Search the data for the word "link" and copy every line that contains it.

- Entries provided -
========================
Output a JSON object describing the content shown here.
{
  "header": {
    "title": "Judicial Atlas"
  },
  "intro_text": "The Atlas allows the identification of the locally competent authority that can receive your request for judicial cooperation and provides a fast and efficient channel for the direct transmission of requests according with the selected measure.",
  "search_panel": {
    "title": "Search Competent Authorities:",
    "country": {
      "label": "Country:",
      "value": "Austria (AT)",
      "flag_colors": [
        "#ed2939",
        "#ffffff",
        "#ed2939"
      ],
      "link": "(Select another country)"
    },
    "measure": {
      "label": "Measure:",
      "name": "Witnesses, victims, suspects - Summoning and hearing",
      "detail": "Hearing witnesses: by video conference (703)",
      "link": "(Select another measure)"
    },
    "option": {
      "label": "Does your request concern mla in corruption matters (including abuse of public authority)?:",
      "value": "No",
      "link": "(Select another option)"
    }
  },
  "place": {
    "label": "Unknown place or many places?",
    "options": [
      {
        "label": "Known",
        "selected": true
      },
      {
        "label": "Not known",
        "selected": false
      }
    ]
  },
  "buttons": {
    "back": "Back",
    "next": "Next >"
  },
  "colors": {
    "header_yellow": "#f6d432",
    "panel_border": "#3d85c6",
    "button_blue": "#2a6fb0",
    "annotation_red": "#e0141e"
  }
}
========================
- Written reply -
      "link": "(Select another country)"
      "link": "(Select another measure)"
      "link": "(Select another option)"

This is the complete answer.